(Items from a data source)
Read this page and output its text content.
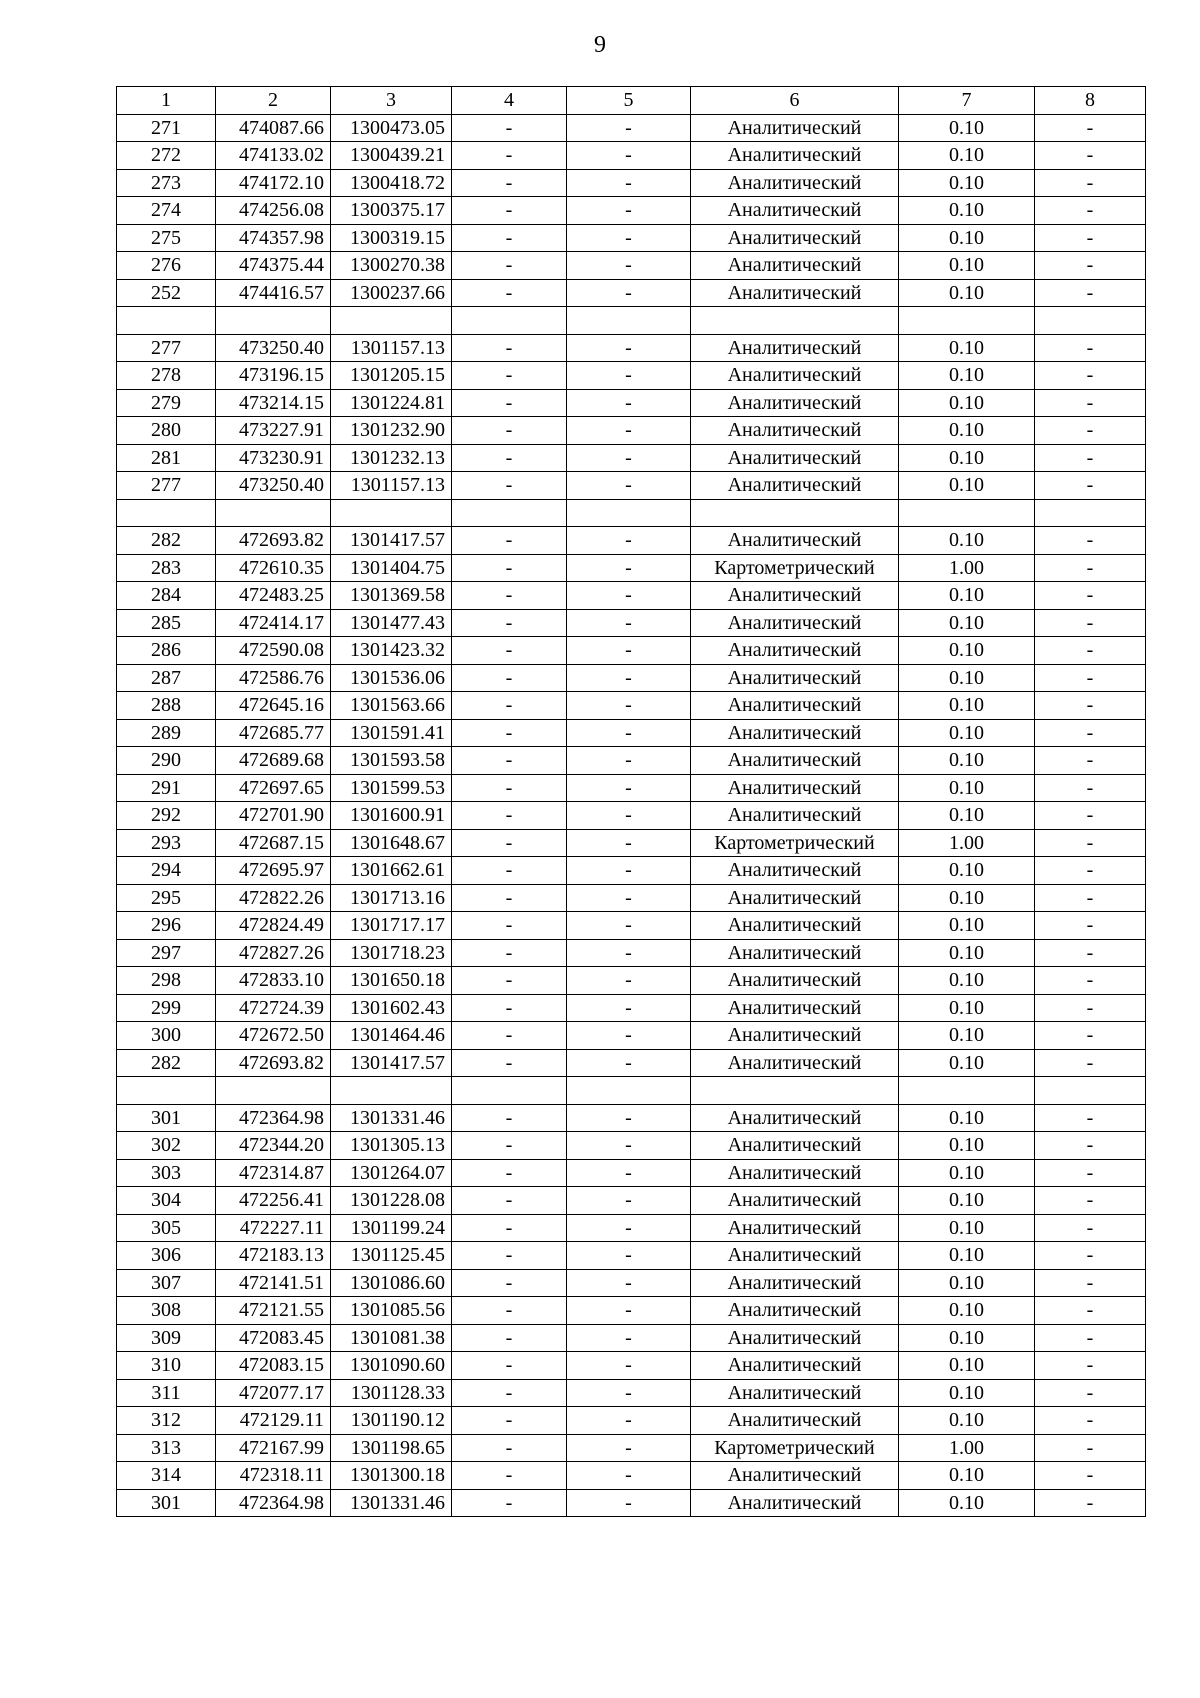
9
1	2	3	4	5	6	7	8
271	474087.66	1300473.05	-	-	Аналитический	0.10	-
272	474133.02	1300439.21	-	-	Аналитический	0.10	-
273	474172.10	1300418.72	-	-	Аналитический	0.10	-
274	474256.08	1300375.17	-	-	Аналитический	0.10	-
275	474357.98	1300319.15	-	-	Аналитический	0.10	-
276	474375.44	1300270.38	-	-	Аналитический	0.10	-
252	474416.57	1300237.66	-	-	Аналитический	0.10	-

277	473250.40	1301157.13	-	-	Аналитический	0.10	-
278	473196.15	1301205.15	-	-	Аналитический	0.10	-
279	473214.15	1301224.81	-	-	Аналитический	0.10	-
280	473227.91	1301232.90	-	-	Аналитический	0.10	-
281	473230.91	1301232.13	-	-	Аналитический	0.10	-
277	473250.40	1301157.13	-	-	Аналитический	0.10	-

282	472693.82	1301417.57	-	-	Аналитический	0.10	-
283	472610.35	1301404.75	-	-	Картометрический	1.00	-
284	472483.25	1301369.58	-	-	Аналитический	0.10	-
285	472414.17	1301477.43	-	-	Аналитический	0.10	-
286	472590.08	1301423.32	-	-	Аналитический	0.10	-
287	472586.76	1301536.06	-	-	Аналитический	0.10	-
288	472645.16	1301563.66	-	-	Аналитический	0.10	-
289	472685.77	1301591.41	-	-	Аналитический	0.10	-
290	472689.68	1301593.58	-	-	Аналитический	0.10	-
291	472697.65	1301599.53	-	-	Аналитический	0.10	-
292	472701.90	1301600.91	-	-	Аналитический	0.10	-
293	472687.15	1301648.67	-	-	Картометрический	1.00	-
294	472695.97	1301662.61	-	-	Аналитический	0.10	-
295	472822.26	1301713.16	-	-	Аналитический	0.10	-
296	472824.49	1301717.17	-	-	Аналитический	0.10	-
297	472827.26	1301718.23	-	-	Аналитический	0.10	-
298	472833.10	1301650.18	-	-	Аналитический	0.10	-
299	472724.39	1301602.43	-	-	Аналитический	0.10	-
300	472672.50	1301464.46	-	-	Аналитический	0.10	-
282	472693.82	1301417.57	-	-	Аналитический	0.10	-

301	472364.98	1301331.46	-	-	Аналитический	0.10	-
302	472344.20	1301305.13	-	-	Аналитический	0.10	-
303	472314.87	1301264.07	-	-	Аналитический	0.10	-
304	472256.41	1301228.08	-	-	Аналитический	0.10	-
305	472227.11	1301199.24	-	-	Аналитический	0.10	-
306	472183.13	1301125.45	-	-	Аналитический	0.10	-
307	472141.51	1301086.60	-	-	Аналитический	0.10	-
308	472121.55	1301085.56	-	-	Аналитический	0.10	-
309	472083.45	1301081.38	-	-	Аналитический	0.10	-
310	472083.15	1301090.60	-	-	Аналитический	0.10	-
311	472077.17	1301128.33	-	-	Аналитический	0.10	-
312	472129.11	1301190.12	-	-	Аналитический	0.10	-
313	472167.99	1301198.65	-	-	Картометрический	1.00	-
314	472318.11	1301300.18	-	-	Аналитический	0.10	-
301	472364.98	1301331.46	-	-	Аналитический	0.10	-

* **WHAT THIS TASK INVOLVES**:
The pictures in the entries should be left out; output everything else exactly.

* **RESPONSE BELOW**:
Read this page and output its text content.
9
1	2	3	4	5	6	7	8
271	474087.66	1300473.05	-	-	Аналитический	0.10	-
272	474133.02	1300439.21	-	-	Аналитический	0.10	-
273	474172.10	1300418.72	-	-	Аналитический	0.10	-
274	474256.08	1300375.17	-	-	Аналитический	0.10	-
275	474357.98	1300319.15	-	-	Аналитический	0.10	-
276	474375.44	1300270.38	-	-	Аналитический	0.10	-
252	474416.57	1300237.66	-	-	Аналитический	0.10	-

277	473250.40	1301157.13	-	-	Аналитический	0.10	-
278	473196.15	1301205.15	-	-	Аналитический	0.10	-
279	473214.15	1301224.81	-	-	Аналитический	0.10	-
280	473227.91	1301232.90	-	-	Аналитический	0.10	-
281	473230.91	1301232.13	-	-	Аналитический	0.10	-
277	473250.40	1301157.13	-	-	Аналитический	0.10	-

282	472693.82	1301417.57	-	-	Аналитический	0.10	-
283	472610.35	1301404.75	-	-	Картометрический	1.00	-
284	472483.25	1301369.58	-	-	Аналитический	0.10	-
285	472414.17	1301477.43	-	-	Аналитический	0.10	-
286	472590.08	1301423.32	-	-	Аналитический	0.10	-
287	472586.76	1301536.06	-	-	Аналитический	0.10	-
288	472645.16	1301563.66	-	-	Аналитический	0.10	-
289	472685.77	1301591.41	-	-	Аналитический	0.10	-
290	472689.68	1301593.58	-	-	Аналитический	0.10	-
291	472697.65	1301599.53	-	-	Аналитический	0.10	-
292	472701.90	1301600.91	-	-	Аналитический	0.10	-
293	472687.15	1301648.67	-	-	Картометрический	1.00	-
294	472695.97	1301662.61	-	-	Аналитический	0.10	-
295	472822.26	1301713.16	-	-	Аналитический	0.10	-
296	472824.49	1301717.17	-	-	Аналитический	0.10	-
297	472827.26	1301718.23	-	-	Аналитический	0.10	-
298	472833.10	1301650.18	-	-	Аналитический	0.10	-
299	472724.39	1301602.43	-	-	Аналитический	0.10	-
300	472672.50	1301464.46	-	-	Аналитический	0.10	-
282	472693.82	1301417.57	-	-	Аналитический	0.10	-

301	472364.98	1301331.46	-	-	Аналитический	0.10	-
302	472344.20	1301305.13	-	-	Аналитический	0.10	-
303	472314.87	1301264.07	-	-	Аналитический	0.10	-
304	472256.41	1301228.08	-	-	Аналитический	0.10	-
305	472227.11	1301199.24	-	-	Аналитический	0.10	-
306	472183.13	1301125.45	-	-	Аналитический	0.10	-
307	472141.51	1301086.60	-	-	Аналитический	0.10	-
308	472121.55	1301085.56	-	-	Аналитический	0.10	-
309	472083.45	1301081.38	-	-	Аналитический	0.10	-
310	472083.15	1301090.60	-	-	Аналитический	0.10	-
311	472077.17	1301128.33	-	-	Аналитический	0.10	-
312	472129.11	1301190.12	-	-	Аналитический	0.10	-
313	472167.99	1301198.65	-	-	Картометрический	1.00	-
314	472318.11	1301300.18	-	-	Аналитический	0.10	-
301	472364.98	1301331.46	-	-	Аналитический	0.10	-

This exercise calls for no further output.